## Begin

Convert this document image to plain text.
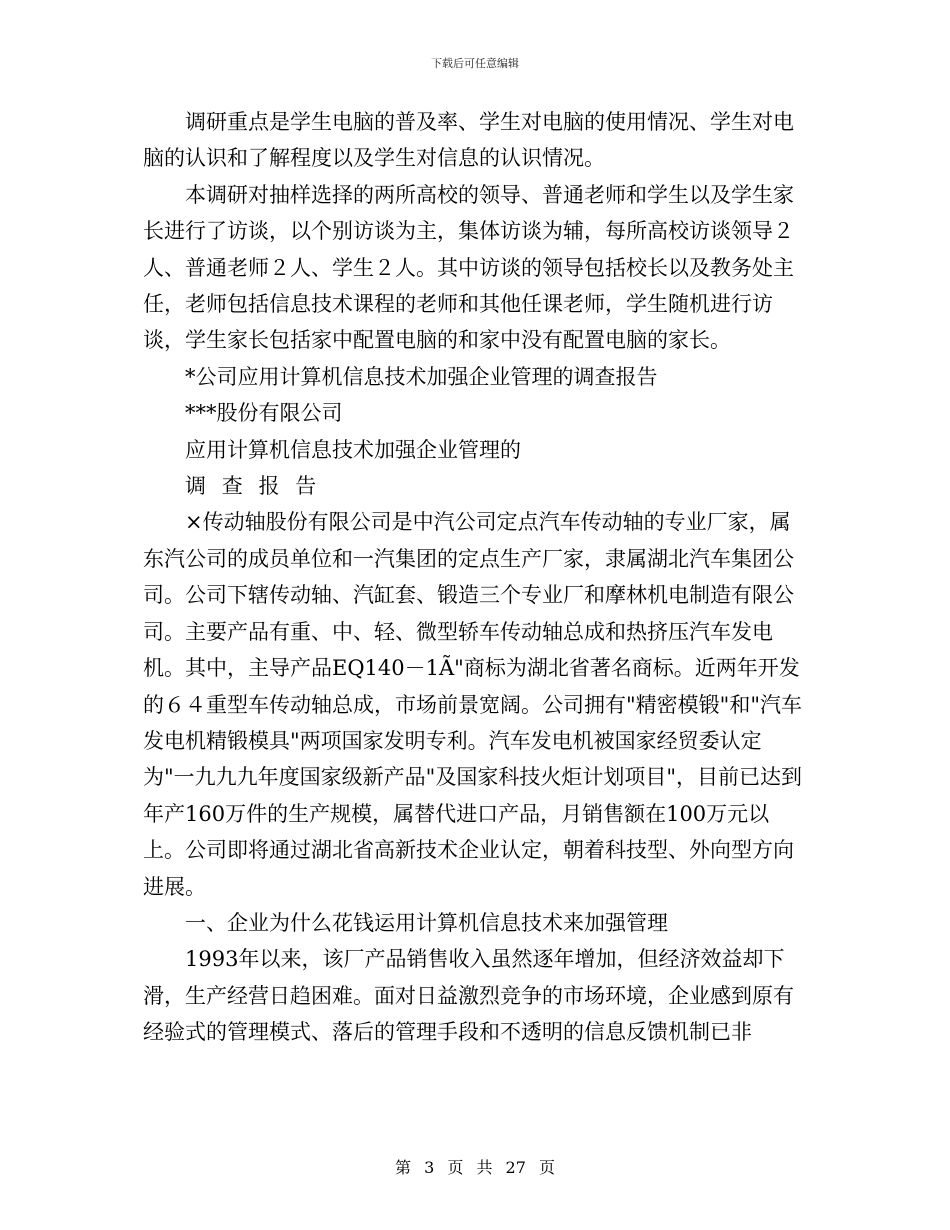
下载后可任意编辑

调研重点是学生电脑的普及率、学生对电脑的使用情况、学生对电脑的认识和了解程度以及学生对信息的认识情况。

本调研对抽样选择的两所高校的领导、普通老师和学生以及学生家长进行了访谈，以个别访谈为主，集体访谈为辅，每所高校访谈领导２人、普通老师２人、学生２人。其中访谈的领导包括校长以及教务处主任，老师包括信息技术课程的老师和其他任课老师，学生随机进行访谈，学生家长包括家中配置电脑的和家中没有配置电脑的家长。

*公司应用计算机信息技术加强企业管理的调查报告

***股份有限公司

应用计算机信息技术加强企业管理的

调查报告

×传动轴股份有限公司是中汽公司定点汽车传动轴的专业厂家，属东汽公司的成员单位和一汽集团的定点生产厂家，隶属湖北汽车集团公司。公司下辖传动轴、汽缸套、锻造三个专业厂和摩林机电制造有限公司。主要产品有重、中、轻、微型轿车传动轴总成和热挤压汽车发电机。其中，主导产品EQ140－1Ã"商标为湖北省著名商标。近两年开发的６４重型车传动轴总成，市场前景宽阔。公司拥有"精密模锻"和"汽车发电机精锻模具"两项国家发明专利。汽车发电机被国家经贸委认定为"一九九九年度国家级新产品"及国家科技火炬计划项目"，目前已达到年产160万件的生产规模，属替代进口产品，月销售额在100万元以上。公司即将通过湖北省高新技术企业认定，朝着科技型、外向型方向进展。

一、企业为什么花钱运用计算机信息技术来加强管理

1993年以来，该厂产品销售收入虽然逐年增加，但经济效益却下滑，生产经营日趋困难。面对日益激烈竞争的市场环境，企业感到原有经验式的管理模式、落后的管理手段和不透明的信息反馈机制已非

第 3 页 共 27 页
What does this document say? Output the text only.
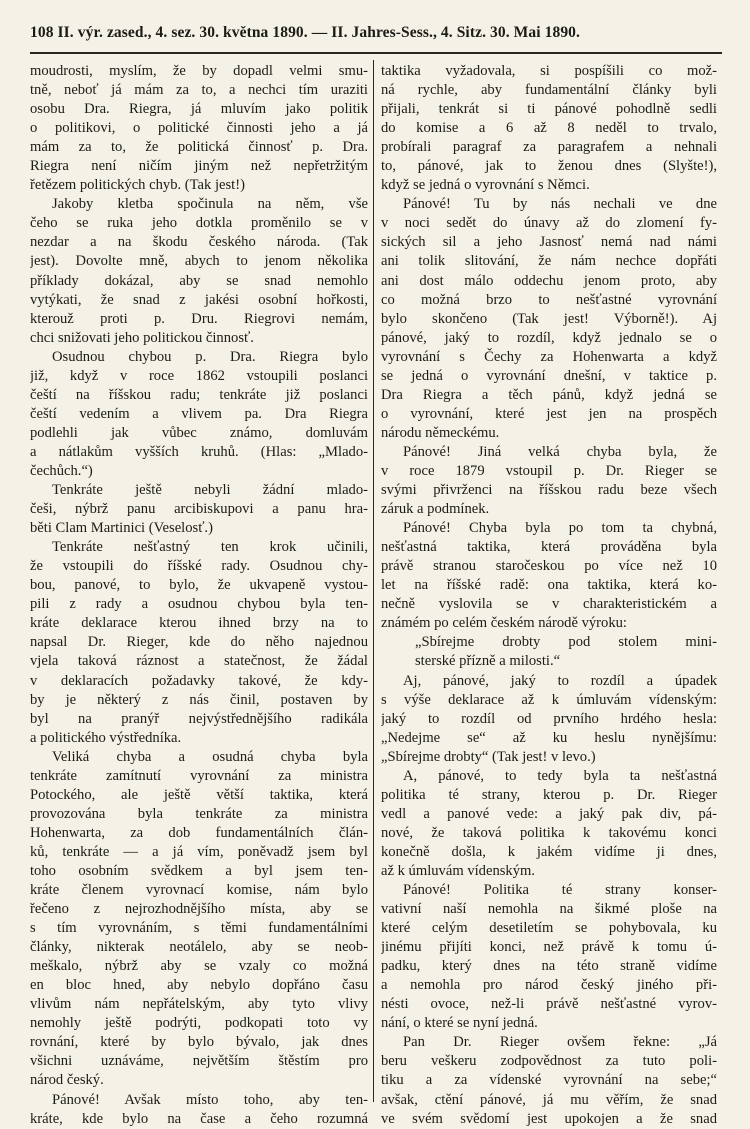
108 II. výr. zased., 4. sez. 30. května 1890. — II. Jahres-Sess., 4. Sitz. 30. Mai 1890.
moudrosti, myslím, že by dopadl velmi smu-
tně, neboť já mám za to, a nechci tím uraziti
osobu Dra. Riegra, já mluvím jako politik
o politikovi, o politické činnosti jeho a já
mám za to, že politická činnosť p. Dra.
Riegra není ničím jiným než nepřetržitým
řetězem politických chyb. (Tak jest!)
Jakoby kletba spočinula na něm, vše
čeho se ruka jeho dotkla proměnilo se v
nezdar a na škodu českého národa. (Tak
jest). Dovolte mně, abych to jenom několika
příklady dokázal, aby se snad nemohlo
vytýkati, že snad z jakési osobní hořkosti,
kterouž proti p. Dru. Riegrovi nemám,
chci snižovati jeho politickou činnosť.
Osudnou chybou p. Dra. Riegra bylo
již, když v roce 1862 vstoupili poslanci
čeští na říšskou radu; tenkráte již poslanci
čeští vedením a vlivem pa. Dra Riegra
podlehli jak vůbec známo, domluvám
a nátlakům vyšších kruhů. (Hlas: „Mlado-
čechůch.“)
Tenkráte ještě nebyli žádní mlado-
češi, nýbrž panu arcibiskupovi a panu hra-
běti Clam Martinici (Veselosť.)
Tenkráte nešťastný ten krok učinili,
že vstoupili do říšské rady. Osudnou chy-
bou, panové, to bylo, že ukvapeně vystou-
pili z rady a osudnou chybou byla ten-
kráte deklarace kterou ihned brzy na to
napsal Dr. Rieger, kde do něho najednou
vjela taková ráznost a statečnost, že žádal
v deklaracích požadavky takové, že kdy-
by je některý z nás činil, postaven by
byl na pranýř nejvýstřednějšího radikála
a politického výstředníka.
Veliká chyba a osudná chyba byla
tenkráte zamítnutí vyrovnání za ministra
Potockého, ale ještě větší taktika, která
provozována byla tenkráte za ministra
Hohenwarta, za dob fundamentálních člán-
ků, tenkráte — a já vím, poněvadž jsem byl
toho osobním svědkem a byl jsem ten-
kráte členem vyrovnací komise, nám bylo
řečeno z nejrozhodnějšího místa, aby se
s tím vyrovnáním, s těmi fundamentálními
články, nikterak neotálelo, aby se neob-
meškalo, nýbrž aby se vzaly co možná
en bloc hned, aby nebylo dopřáno času
vlivům nám nepřátelským, aby tyto vlivy
nemohly ještě podrýti, podkopati toto vy
rovnání, které by bylo bývalo, jak dnes
všichni uznáváme, největším štěstím pro
národ český.
Pánové! Avšak místo toho, aby ten-
kráte, kde bylo na čase a čeho rozumná
taktika vyžadovala, si pospíšili co mož-
ná rychle, aby fundamentální články byli
přijali, tenkrát si ti pánové pohodlně sedli
do komise a 6 až 8 neděl to trvalo,
probírali paragraf za paragrafem a nehnali
to, pánové, jak to ženou dnes (Slyšte!),
když se jedná o vyrovnání s Němci.
Pánové! Tu by nás nechali ve dne
v noci sedět do únavy až do zlomení fy-
sických sil a jeho Jasnosť nemá nad námi
ani tolik slitování, že nám nechce dopřáti
ani dost málo oddechu jenom proto, aby
co možná brzo to nešťastné vyrovnání
bylo skončeno (Tak jest! Výborně!). Aj
pánové, jaký to rozdíl, když jednalo se o
vyrovnání s Čechy za Hohenwarta a když
se jedná o vyrovnání dnešní, v taktice p.
Dra Riegra a těch pánů, když jedná se
o vyrovnání, které jest jen na prospěch
národu německému.
Pánové! Jiná velká chyba byla, že
v roce 1879 vstoupil p. Dr. Rieger se
svými přivrženci na říšskou radu beze všech
záruk a podmínek.
Pánové! Chyba byla po tom ta chybná,
nešťastná taktika, která prováděna byla
právě stranou staročeskou po více než 10
let na říšské radě: ona taktika, která ko-
nečně vyslovila se v charakteristickém a
známém po celém českém národě výroku:
„Sbírejme drobty pod stolem mini-
sterské přízně a milosti.“
Aj, pánové, jaký to rozdíl a úpadek
s výše deklarace až k úmluvám vídenským:
jaký to rozdíl od prvního hrdého hesla:
„Nedejme se“ až ku heslu nynějšímu:
„Sbírejme drobty“ (Tak jest! v levo.)
A, pánové, to tedy byla ta nešťastná
politika té strany, kterou p. Dr. Rieger
vedl a panové vede: a jaký pak div, pá-
nové, že taková politika k takovému konci
konečně došla, k jakém vidíme ji dnes,
až k úmluvám vídenským.
Pánové! Politika té strany konser-
vativní naší nemohla na šikmé ploše na
které celým desetiletím se pohybovala, ku
jinému přijíti konci, než právě k tomu ú-
padku, který dnes na této straně vidíme
a nemohla pro národ český jiného při-
nésti ovoce, než-li právě nešťastné vyrov-
nání, o které se nyní jedná.
Pan Dr. Rieger ovšem řekne: „Já
beru veškeru zodpovědnost za tuto poli-
tiku a za vídenské vyrovnání na sebe;“
avšak, ctění pánové, já mu věřím, že snad
ve svém svědomí jest upokojen a že snad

## End

WRITTEN INSTRUCTION –
Copy out every line in the entries above that holds "radu".

EXERCISE ANSWER –
čeští na říšskou radu; tenkráte již poslanci
svými přivrženci na říšskou radu beze všech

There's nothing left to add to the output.